Figure contents as structured data:
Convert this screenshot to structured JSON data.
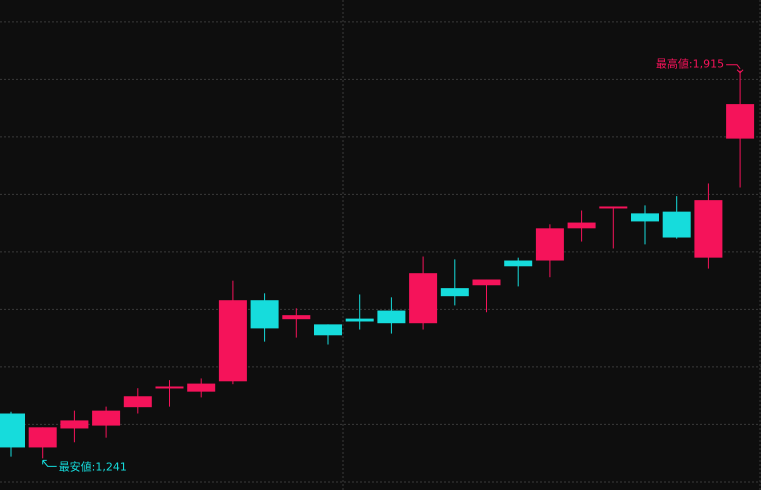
{
  "chart_data": {
    "type": "candlestick",
    "open": [
      1319,
      1260,
      1293,
      1298,
      1330,
      1363,
      1357,
      1375,
      1516,
      1483,
      1474,
      1484,
      1498,
      1476,
      1537,
      1542,
      1585,
      1585,
      1641,
      1676,
      1667,
      1670,
      1590,
      1797
    ],
    "high": [
      1322,
      1295,
      1324,
      1331,
      1363,
      1377,
      1380,
      1550,
      1528,
      1502,
      1474,
      1526,
      1521,
      1592,
      1587,
      1552,
      1590,
      1648,
      1672,
      1679,
      1681,
      1697,
      1719,
      1915
    ],
    "low": [
      1244,
      1241,
      1269,
      1277,
      1319,
      1331,
      1347,
      1370,
      1444,
      1451,
      1439,
      1465,
      1458,
      1465,
      1507,
      1495,
      1540,
      1556,
      1618,
      1606,
      1613,
      1623,
      1571,
      1712
    ],
    "close": [
      1260,
      1295,
      1307,
      1324,
      1349,
      1366,
      1371,
      1516,
      1467,
      1490,
      1455,
      1479,
      1476,
      1563,
      1523,
      1552,
      1575,
      1641,
      1651,
      1679,
      1653,
      1625,
      1690,
      1857
    ],
    "up_color": "#f5135a",
    "down_color": "#16dcdc",
    "ylim": [
      1186,
      2038
    ],
    "yticks": [
      1200,
      1300,
      1400,
      1500,
      1600,
      1700,
      1800,
      1900,
      2000
    ],
    "grid": true,
    "annotations": [
      {
        "text": "最高値:1,915",
        "value": 1915,
        "color": "#f5135a"
      },
      {
        "text": "最安値:1,241",
        "value": 1241,
        "color": "#16dcdc"
      }
    ]
  }
}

GIVEN PROBLEM:
Without the pictures, restate all of the entries above verbatim.

FINISHED ANSWER:
Convert this screenshot to structured JSON data.
{
  "chart_data": {
    "type": "candlestick",
    "open": [
      1319,
      1260,
      1293,
      1298,
      1330,
      1363,
      1357,
      1375,
      1516,
      1483,
      1474,
      1484,
      1498,
      1476,
      1537,
      1542,
      1585,
      1585,
      1641,
      1676,
      1667,
      1670,
      1590,
      1797
    ],
    "high": [
      1322,
      1295,
      1324,
      1331,
      1363,
      1377,
      1380,
      1550,
      1528,
      1502,
      1474,
      1526,
      1521,
      1592,
      1587,
      1552,
      1590,
      1648,
      1672,
      1679,
      1681,
      1697,
      1719,
      1915
    ],
    "low": [
      1244,
      1241,
      1269,
      1277,
      1319,
      1331,
      1347,
      1370,
      1444,
      1451,
      1439,
      1465,
      1458,
      1465,
      1507,
      1495,
      1540,
      1556,
      1618,
      1606,
      1613,
      1623,
      1571,
      1712
    ],
    "close": [
      1260,
      1295,
      1307,
      1324,
      1349,
      1366,
      1371,
      1516,
      1467,
      1490,
      1455,
      1479,
      1476,
      1563,
      1523,
      1552,
      1575,
      1641,
      1651,
      1679,
      1653,
      1625,
      1690,
      1857
    ],
    "up_color": "#f5135a",
    "down_color": "#16dcdc",
    "ylim": [
      1186,
      2038
    ],
    "yticks": [
      1200,
      1300,
      1400,
      1500,
      1600,
      1700,
      1800,
      1900,
      2000
    ],
    "grid": true,
    "annotations": [
      {
        "text": "最高値:1,915",
        "value": 1915,
        "color": "#f5135a"
      },
      {
        "text": "最安値:1,241",
        "value": 1241,
        "color": "#16dcdc"
      }
    ]
  }
}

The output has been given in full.